* Begin Data for this task *

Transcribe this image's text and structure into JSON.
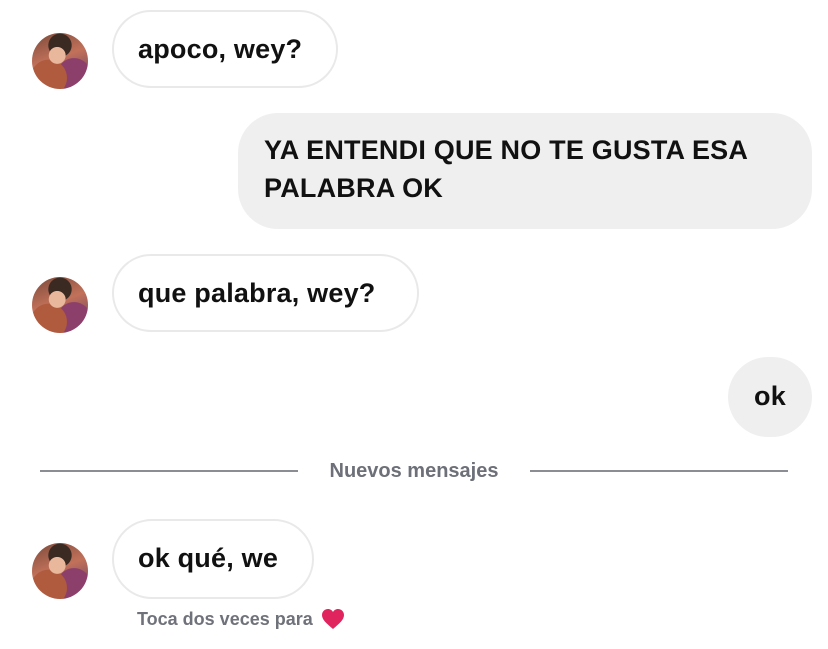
{
  "messages": [
    {
      "id": "m1",
      "direction": "incoming",
      "text": "apoco, wey?"
    },
    {
      "id": "m2",
      "direction": "outgoing",
      "line1": "YA ENTENDI QUE NO TE GUSTA ESA",
      "line2": "PALABRA OK"
    },
    {
      "id": "m3",
      "direction": "incoming",
      "text": "que palabra, wey?"
    },
    {
      "id": "m4",
      "direction": "outgoing",
      "text": "ok"
    },
    {
      "id": "m5",
      "direction": "incoming",
      "text": "ok qué, we"
    }
  ],
  "divider": {
    "label": "Nuevos mensajes"
  },
  "reaction_hint": {
    "text": "Toca dos veces para",
    "icon": "heart-icon",
    "color": "#e0245e"
  },
  "colors": {
    "incoming_border": "#e9e9e9",
    "outgoing_bg": "#efefef",
    "muted_text": "#6d7078"
  }
}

* End Data for this task *

▶ **Goal**: Return all of the entries exactly as written, but drop any pictures they hold.

▶ **Final answer**:
Transcribe this image's text and structure into JSON.
{
  "messages": [
    {
      "id": "m1",
      "direction": "incoming",
      "text": "apoco, wey?"
    },
    {
      "id": "m2",
      "direction": "outgoing",
      "line1": "YA ENTENDI QUE NO TE GUSTA ESA",
      "line2": "PALABRA OK"
    },
    {
      "id": "m3",
      "direction": "incoming",
      "text": "que palabra, wey?"
    },
    {
      "id": "m4",
      "direction": "outgoing",
      "text": "ok"
    },
    {
      "id": "m5",
      "direction": "incoming",
      "text": "ok qué, we"
    }
  ],
  "divider": {
    "label": "Nuevos mensajes"
  },
  "reaction_hint": {
    "text": "Toca dos veces para",
    "icon": "heart-icon",
    "color": "#e0245e"
  },
  "colors": {
    "incoming_border": "#e9e9e9",
    "outgoing_bg": "#efefef",
    "muted_text": "#6d7078"
  }
}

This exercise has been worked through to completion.